Set out every line bearing the string "故本选项错误".

* * * * *

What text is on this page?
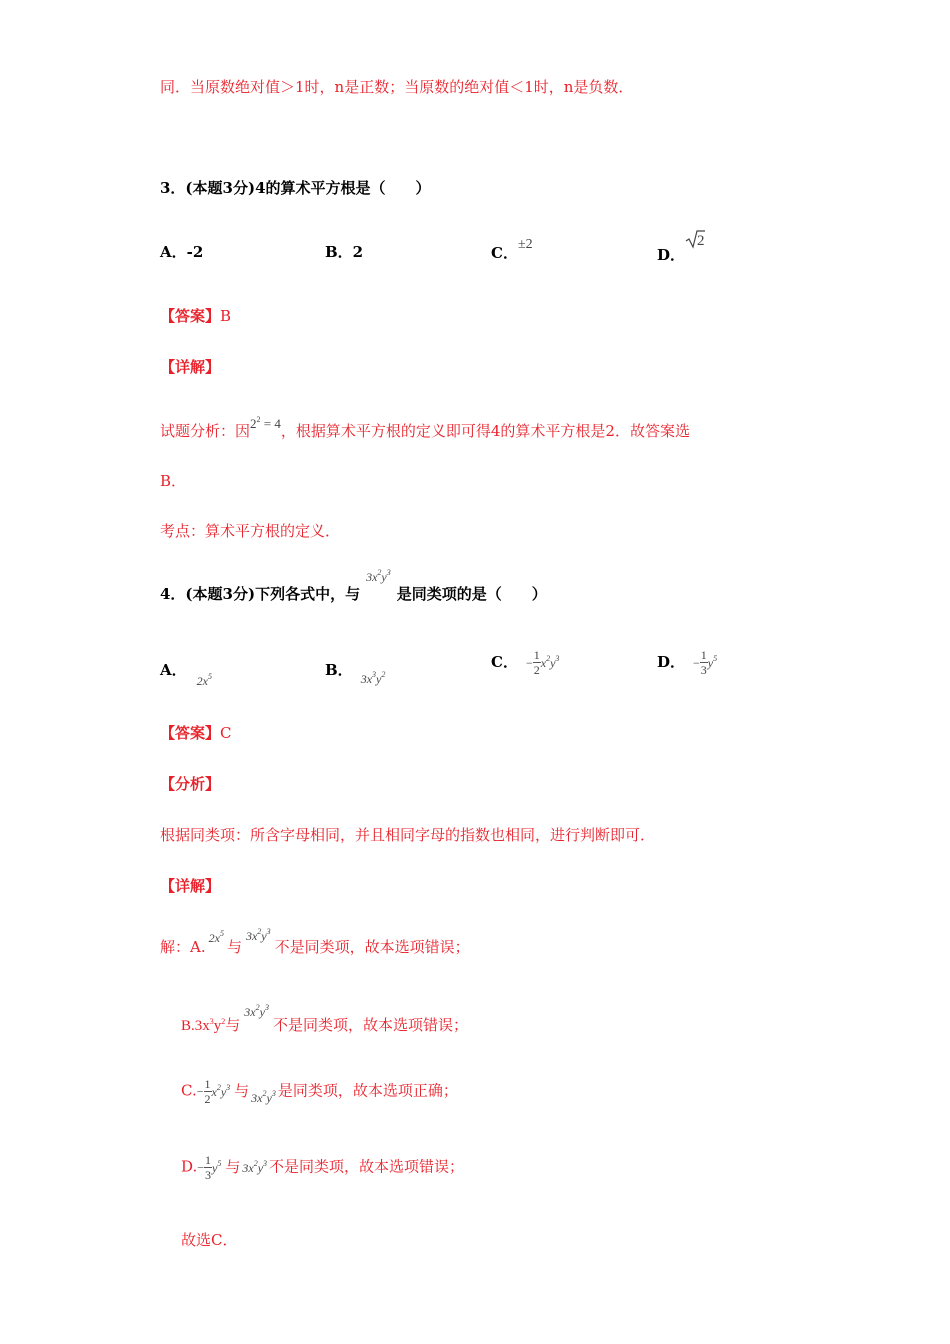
同．当原数绝对值＞1时，n是正数；当原数的绝对值＜1时，n是负数．
3．(本题3分)4的算术平方根是（　　）
A．-2	B．2	C．±2
D．2
【答案】B
【详解】
试题分析：因$2^2 = 4$，根据算术平方根的定义即可得4的算术平方根是2．故答案选
B．
考点：算术平方根的定义．
4．(本题3分)下列各式中，与$^{3x^2y^3}$是同类项的是（　　）
A．$_{2x^5}$	B． $_{3x^3y^2}$
C． − $\frac{1}{2} x^2y^3$	D． − $\frac{1}{3} y^5$
【答案】C
【分析】
根据同类项：所含字母相同，并且相同字母的指数也相同，进行判断即可．
【详解】
解：A. $^{2x^5}$与$^{3x^2y^3}$不是同类项，故本选项错误；
$B.3x^3y^2$与$^{3x^2y^3}$不是同类项，故本选项错误；
$C.- \frac{1}{2} x^2y^3$ 与 $_{3x^2y^3}$ 是同类项，故本选项正确；
$D.- \frac{1}{3} y^5$ 与 $3x^2y^3$ 不是同类项，故本选项错误；
故选C．
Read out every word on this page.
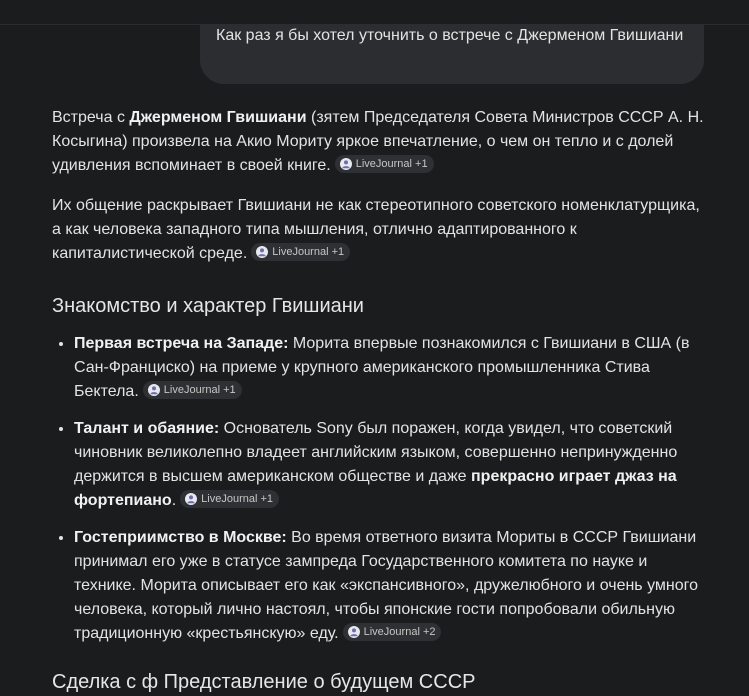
Как раз я бы хотел уточнить о встрече с Джерменом Гвишиани

Встреча с Джерменом Гвишиани (зятем Председателя Совета Министров СССР А. Н. Косыгина) произвела на Акио Мориту яркое впечатление, о чем он тепло и с долей удивления вспоминает в своей книге. LiveJournal +1

Их общение раскрывает Гвишиани не как стереотипного советского номенклатурщика, а как человека западного типа мышления, отлично адаптированного к капиталистической среде. LiveJournal +1

Знакомство и характер Гвишиани
• Первая встреча на Западе: Морита впервые познакомился с Гвишиани в США (в Сан-Франциско) на приеме у крупного американского промышленника Стива Бектела. LiveJournal +1
• Талант и обаяние: Основатель Sony был поражен, когда увидел, что советский чиновник великолепно владеет английским языком, совершенно непринужденно держится в высшем американском обществе и даже прекрасно играет джаз на фортепиано. LiveJournal +1
• Гостеприимство в Москве: Во время ответного визита Мориты в СССР Гвишиани принимал его уже в статусе зампреда Государственного комитета по науке и технике. Морита описывает его как «экспансивного», дружелюбного и очень умного человека, который лично настоял, чтобы японские гости попробовали обильную традиционную «крестьянскую» еду. LiveJournal +2
Сделка с ф Представление о будущем СССР
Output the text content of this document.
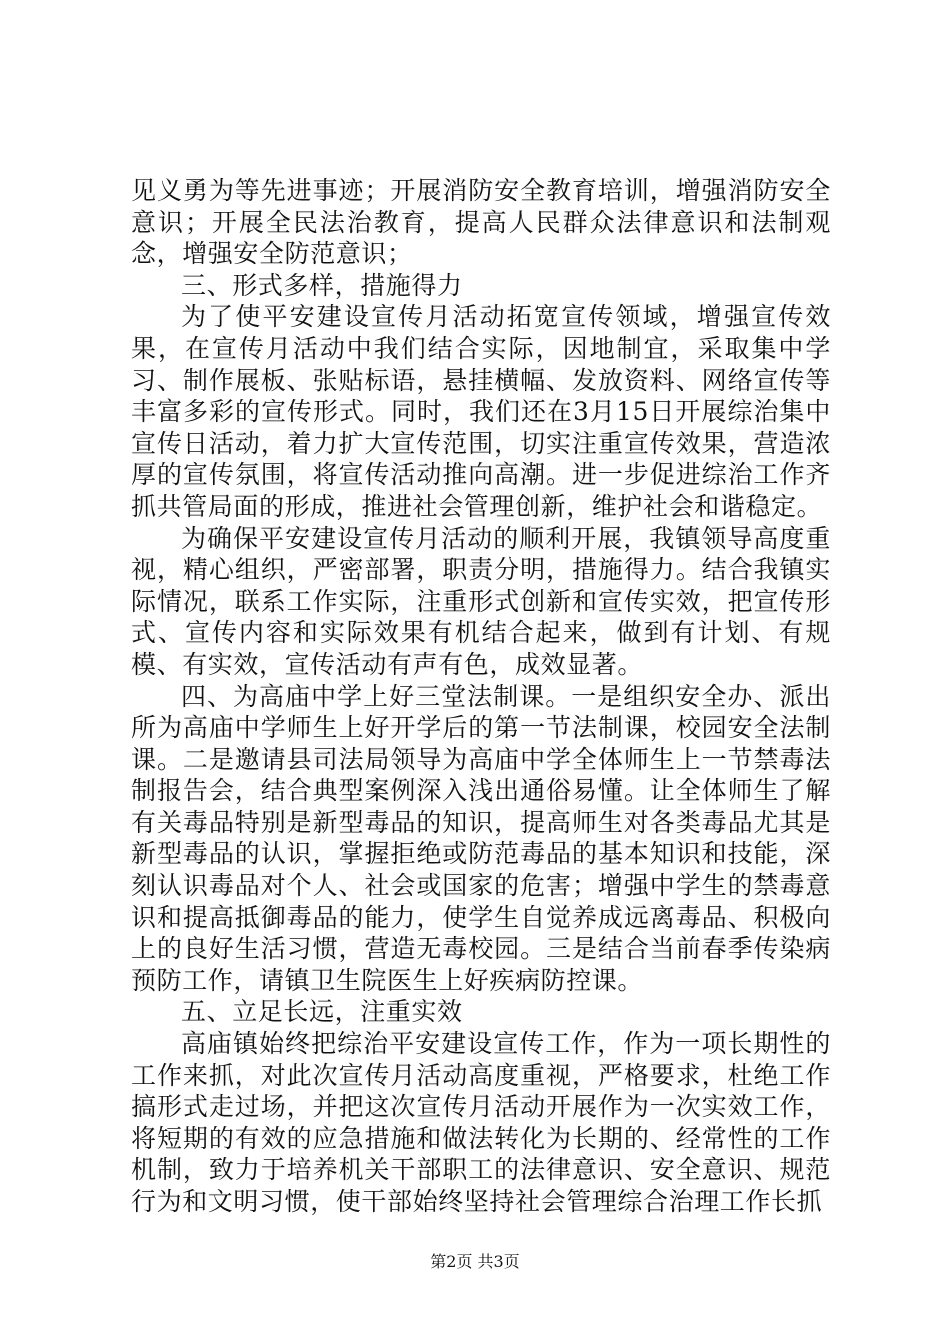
见义勇为等先进事迹；开展消防安全教育培训，增强消防安全意识；开展全民法治教育，提高人民群众法律意识和法制观念，增强安全防范意识；

三、形式多样，措施得力

为了使平安建设宣传月活动拓宽宣传领域，增强宣传效果，在宣传月活动中我们结合实际，因地制宜，采取集中学习、制作展板、张贴标语，悬挂横幅、发放资料、网络宣传等丰富多彩的宣传形式。同时，我们还在3月15日开展综治集中宣传日活动，着力扩大宣传范围，切实注重宣传效果，营造浓厚的宣传氛围，将宣传活动推向高潮。进一步促进综治工作齐抓共管局面的形成，推进社会管理创新，维护社会和谐稳定。

为确保平安建设宣传月活动的顺利开展，我镇领导高度重视，精心组织，严密部署，职责分明，措施得力。结合我镇实际情况，联系工作实际，注重形式创新和宣传实效，把宣传形式、宣传内容和实际效果有机结合起来，做到有计划、有规模、有实效，宣传活动有声有色，成效显著。

四、为高庙中学上好三堂法制课。一是组织安全办、派出所为高庙中学师生上好开学后的第一节法制课，校园安全法制课。二是邀请县司法局领导为高庙中学全体师生上一节禁毒法制报告会，结合典型案例深入浅出通俗易懂。让全体师生了解有关毒品特别是新型毒品的知识，提高师生对各类毒品尤其是新型毒品的认识，掌握拒绝或防范毒品的基本知识和技能，深刻认识毒品对个人、社会或国家的危害；增强中学生的禁毒意识和提高抵御毒品的能力，使学生自觉养成远离毒品、积极向上的良好生活习惯，营造无毒校园。三是结合当前春季传染病预防工作，请镇卫生院医生上好疾病防控课。

五、立足长远，注重实效

高庙镇始终把综治平安建设宣传工作，作为一项长期性的工作来抓，对此次宣传月活动高度重视，严格要求，杜绝工作搞形式走过场，并把这次宣传月活动开展作为一次实效工作，将短期的有效的应急措施和做法转化为长期的、经常性的工作机制，致力于培养机关干部职工的法律意识、安全意识、规范行为和文明习惯，使干部始终坚持社会管理综合治理工作长抓

第2页 共3页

* * * * *

Correct answer:
解：A. $^{2x^5}$与$^{3x^2y^3}$不是同类项，故本选项错误；
$B.3x^3y^2$与$^{3x^2y^3}$不是同类项，故本选项错误；
$D.- \frac{1}{3} y^5$ 与 $3x^2y^3$ 不是同类项，故本选项错误；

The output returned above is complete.